MATERIAL PROVIDED:

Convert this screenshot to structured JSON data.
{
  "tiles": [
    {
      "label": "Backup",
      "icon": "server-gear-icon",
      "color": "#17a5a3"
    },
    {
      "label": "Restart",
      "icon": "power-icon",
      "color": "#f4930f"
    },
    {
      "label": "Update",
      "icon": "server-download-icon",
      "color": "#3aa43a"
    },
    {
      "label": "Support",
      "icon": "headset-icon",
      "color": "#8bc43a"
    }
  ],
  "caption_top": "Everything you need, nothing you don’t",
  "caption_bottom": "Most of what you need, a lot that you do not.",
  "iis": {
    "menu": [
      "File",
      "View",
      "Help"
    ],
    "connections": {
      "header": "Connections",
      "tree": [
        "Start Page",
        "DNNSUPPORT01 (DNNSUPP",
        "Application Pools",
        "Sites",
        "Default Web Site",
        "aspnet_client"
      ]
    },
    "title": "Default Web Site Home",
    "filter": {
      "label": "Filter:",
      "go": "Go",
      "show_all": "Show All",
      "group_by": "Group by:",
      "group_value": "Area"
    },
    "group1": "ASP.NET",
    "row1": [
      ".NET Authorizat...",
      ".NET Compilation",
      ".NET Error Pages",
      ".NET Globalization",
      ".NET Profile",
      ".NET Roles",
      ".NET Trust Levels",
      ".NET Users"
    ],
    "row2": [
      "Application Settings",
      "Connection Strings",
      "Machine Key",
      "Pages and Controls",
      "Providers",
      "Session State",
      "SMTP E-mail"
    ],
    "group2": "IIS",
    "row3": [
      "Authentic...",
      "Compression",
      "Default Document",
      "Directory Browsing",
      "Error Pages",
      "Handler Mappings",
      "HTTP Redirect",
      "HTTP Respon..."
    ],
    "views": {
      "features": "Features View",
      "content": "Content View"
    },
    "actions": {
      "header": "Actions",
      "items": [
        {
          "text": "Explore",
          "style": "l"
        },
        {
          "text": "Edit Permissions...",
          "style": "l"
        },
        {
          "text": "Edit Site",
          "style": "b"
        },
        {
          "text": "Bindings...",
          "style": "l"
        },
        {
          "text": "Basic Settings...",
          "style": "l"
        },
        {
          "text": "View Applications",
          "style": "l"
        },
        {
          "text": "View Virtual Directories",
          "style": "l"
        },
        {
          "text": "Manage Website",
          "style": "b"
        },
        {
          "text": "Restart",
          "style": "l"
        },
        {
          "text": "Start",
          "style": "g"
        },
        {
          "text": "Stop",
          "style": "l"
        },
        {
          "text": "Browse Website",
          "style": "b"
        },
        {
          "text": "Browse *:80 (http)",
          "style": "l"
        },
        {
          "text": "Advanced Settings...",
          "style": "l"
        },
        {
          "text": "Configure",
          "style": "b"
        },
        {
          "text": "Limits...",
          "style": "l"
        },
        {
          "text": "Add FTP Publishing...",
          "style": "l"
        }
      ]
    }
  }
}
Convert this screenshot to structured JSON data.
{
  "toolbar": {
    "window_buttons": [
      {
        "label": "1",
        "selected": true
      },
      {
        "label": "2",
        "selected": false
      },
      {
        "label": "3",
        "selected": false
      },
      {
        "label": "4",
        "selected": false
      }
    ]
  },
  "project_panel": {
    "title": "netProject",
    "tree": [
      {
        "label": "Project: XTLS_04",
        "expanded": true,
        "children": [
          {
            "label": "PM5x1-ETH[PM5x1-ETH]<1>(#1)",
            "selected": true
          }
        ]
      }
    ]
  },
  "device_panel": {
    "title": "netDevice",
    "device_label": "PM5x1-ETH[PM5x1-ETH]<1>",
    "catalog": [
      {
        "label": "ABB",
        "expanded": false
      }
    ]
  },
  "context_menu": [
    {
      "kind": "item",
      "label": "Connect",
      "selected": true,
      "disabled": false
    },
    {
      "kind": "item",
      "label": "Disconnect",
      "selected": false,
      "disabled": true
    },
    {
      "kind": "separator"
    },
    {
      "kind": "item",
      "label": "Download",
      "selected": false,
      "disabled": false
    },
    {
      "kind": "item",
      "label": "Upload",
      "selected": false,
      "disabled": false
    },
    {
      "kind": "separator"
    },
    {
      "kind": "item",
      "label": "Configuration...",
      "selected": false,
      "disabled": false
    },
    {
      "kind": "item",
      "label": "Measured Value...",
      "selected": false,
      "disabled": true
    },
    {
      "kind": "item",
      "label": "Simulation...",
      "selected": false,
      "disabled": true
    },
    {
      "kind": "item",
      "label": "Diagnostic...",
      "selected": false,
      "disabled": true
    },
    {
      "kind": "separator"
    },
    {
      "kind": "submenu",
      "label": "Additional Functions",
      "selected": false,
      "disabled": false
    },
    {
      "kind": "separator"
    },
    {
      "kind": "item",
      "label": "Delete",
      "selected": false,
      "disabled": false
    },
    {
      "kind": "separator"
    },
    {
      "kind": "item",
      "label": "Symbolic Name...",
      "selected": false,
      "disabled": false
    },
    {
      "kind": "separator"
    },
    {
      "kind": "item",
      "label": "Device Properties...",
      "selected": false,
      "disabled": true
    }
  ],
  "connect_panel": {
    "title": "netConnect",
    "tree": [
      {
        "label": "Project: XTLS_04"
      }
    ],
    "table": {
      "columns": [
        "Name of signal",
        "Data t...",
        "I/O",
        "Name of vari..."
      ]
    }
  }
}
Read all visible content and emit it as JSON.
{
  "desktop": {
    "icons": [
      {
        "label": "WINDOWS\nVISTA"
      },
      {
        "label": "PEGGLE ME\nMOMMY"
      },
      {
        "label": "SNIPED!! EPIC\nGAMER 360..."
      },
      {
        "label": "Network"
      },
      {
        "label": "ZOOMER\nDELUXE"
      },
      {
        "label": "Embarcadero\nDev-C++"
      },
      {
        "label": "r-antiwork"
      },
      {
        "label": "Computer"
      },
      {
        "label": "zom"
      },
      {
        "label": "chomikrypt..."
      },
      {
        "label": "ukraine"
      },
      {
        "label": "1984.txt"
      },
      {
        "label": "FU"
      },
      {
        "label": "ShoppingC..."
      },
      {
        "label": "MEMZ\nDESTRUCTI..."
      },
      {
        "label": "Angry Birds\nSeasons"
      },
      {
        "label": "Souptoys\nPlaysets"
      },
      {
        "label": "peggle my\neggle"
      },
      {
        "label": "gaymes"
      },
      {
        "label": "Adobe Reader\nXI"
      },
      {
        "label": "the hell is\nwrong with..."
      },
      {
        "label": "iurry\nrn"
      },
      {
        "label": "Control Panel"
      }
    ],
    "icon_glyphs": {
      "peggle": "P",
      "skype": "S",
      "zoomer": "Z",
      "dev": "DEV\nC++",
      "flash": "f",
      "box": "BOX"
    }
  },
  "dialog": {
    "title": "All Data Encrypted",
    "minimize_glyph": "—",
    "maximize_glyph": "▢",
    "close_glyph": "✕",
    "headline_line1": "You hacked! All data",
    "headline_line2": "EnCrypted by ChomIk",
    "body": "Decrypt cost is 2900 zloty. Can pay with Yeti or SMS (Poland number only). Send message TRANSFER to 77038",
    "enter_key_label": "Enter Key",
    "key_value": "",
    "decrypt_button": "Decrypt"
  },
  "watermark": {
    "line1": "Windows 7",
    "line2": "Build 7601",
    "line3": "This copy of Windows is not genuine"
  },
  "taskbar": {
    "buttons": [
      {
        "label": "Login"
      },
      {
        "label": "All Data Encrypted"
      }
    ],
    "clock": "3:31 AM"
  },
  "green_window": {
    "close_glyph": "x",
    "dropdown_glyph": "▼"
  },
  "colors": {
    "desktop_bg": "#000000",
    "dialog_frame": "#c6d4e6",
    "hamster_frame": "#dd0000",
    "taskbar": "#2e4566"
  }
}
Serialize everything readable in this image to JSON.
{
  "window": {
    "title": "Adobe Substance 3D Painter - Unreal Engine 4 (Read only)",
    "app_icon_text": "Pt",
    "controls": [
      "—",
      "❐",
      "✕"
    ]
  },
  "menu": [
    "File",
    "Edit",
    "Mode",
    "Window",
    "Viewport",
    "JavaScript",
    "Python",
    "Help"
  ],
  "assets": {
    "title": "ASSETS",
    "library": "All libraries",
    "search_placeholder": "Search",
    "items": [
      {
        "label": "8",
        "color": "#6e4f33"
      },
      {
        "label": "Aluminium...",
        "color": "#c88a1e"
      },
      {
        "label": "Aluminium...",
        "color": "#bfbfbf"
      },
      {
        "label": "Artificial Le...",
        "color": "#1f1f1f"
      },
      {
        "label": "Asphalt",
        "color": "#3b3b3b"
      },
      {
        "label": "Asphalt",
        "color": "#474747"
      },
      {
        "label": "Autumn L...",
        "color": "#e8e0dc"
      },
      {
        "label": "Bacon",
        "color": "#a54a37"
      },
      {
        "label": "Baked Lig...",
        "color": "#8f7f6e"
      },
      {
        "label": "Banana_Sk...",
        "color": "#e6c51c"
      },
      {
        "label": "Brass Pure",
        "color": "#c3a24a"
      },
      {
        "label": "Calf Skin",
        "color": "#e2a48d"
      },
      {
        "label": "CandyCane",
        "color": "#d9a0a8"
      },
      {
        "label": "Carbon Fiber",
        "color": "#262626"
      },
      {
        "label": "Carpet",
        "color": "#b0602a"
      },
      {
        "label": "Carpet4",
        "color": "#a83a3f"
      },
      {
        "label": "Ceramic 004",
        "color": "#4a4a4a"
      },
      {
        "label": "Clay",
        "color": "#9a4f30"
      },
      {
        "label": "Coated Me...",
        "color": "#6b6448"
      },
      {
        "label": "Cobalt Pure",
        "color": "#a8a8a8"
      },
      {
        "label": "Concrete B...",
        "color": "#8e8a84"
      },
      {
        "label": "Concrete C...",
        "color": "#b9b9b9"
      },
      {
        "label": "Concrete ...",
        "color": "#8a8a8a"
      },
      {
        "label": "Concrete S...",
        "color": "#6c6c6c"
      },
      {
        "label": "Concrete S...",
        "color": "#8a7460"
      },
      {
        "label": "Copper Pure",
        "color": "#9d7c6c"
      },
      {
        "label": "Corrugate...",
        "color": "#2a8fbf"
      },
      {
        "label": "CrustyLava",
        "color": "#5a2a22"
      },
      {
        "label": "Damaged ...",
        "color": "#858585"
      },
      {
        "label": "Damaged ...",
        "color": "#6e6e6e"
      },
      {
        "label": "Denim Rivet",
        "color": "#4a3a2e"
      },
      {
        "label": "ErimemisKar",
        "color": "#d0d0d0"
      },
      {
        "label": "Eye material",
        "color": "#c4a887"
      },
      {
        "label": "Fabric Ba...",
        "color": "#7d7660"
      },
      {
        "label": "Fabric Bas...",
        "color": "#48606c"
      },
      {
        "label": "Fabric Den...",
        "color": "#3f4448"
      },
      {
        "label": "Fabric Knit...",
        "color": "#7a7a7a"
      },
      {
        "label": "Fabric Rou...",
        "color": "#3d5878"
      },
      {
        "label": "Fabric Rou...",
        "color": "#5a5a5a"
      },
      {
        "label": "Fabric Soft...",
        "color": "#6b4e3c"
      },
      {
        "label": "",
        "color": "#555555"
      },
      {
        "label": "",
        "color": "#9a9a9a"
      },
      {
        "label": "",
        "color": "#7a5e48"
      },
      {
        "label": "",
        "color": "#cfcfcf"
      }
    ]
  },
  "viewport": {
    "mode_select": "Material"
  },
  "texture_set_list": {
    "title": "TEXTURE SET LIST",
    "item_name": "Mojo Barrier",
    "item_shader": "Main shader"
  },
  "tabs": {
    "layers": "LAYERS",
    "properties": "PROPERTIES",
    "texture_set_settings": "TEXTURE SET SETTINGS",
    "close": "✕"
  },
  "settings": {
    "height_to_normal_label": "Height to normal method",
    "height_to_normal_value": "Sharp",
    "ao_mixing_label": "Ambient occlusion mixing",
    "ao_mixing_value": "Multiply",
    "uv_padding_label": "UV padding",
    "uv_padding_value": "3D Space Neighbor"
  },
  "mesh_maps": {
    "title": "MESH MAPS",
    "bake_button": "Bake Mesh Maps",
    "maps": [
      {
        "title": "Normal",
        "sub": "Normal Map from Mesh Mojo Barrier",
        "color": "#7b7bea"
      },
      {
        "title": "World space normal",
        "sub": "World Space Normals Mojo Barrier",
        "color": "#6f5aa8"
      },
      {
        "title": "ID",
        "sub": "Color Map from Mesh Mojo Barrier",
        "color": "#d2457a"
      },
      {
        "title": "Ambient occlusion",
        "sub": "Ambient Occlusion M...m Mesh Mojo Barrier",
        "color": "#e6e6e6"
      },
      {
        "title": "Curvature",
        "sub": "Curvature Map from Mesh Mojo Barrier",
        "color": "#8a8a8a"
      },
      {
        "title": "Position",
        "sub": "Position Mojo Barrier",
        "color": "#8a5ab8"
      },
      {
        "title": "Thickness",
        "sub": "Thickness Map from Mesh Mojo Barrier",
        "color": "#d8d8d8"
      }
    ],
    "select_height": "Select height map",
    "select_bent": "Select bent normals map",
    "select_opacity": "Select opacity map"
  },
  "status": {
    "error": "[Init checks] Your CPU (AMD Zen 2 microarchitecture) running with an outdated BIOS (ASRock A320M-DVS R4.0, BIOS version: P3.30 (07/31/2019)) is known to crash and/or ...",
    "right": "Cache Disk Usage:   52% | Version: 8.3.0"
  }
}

WHAT TO WORK ON:
Gather each line from the entries above that includes the word "Pages".

EXERCISE SOLUTION:
      ".NET Error Pages",
      "Pages and Controls",
      "Error Pages",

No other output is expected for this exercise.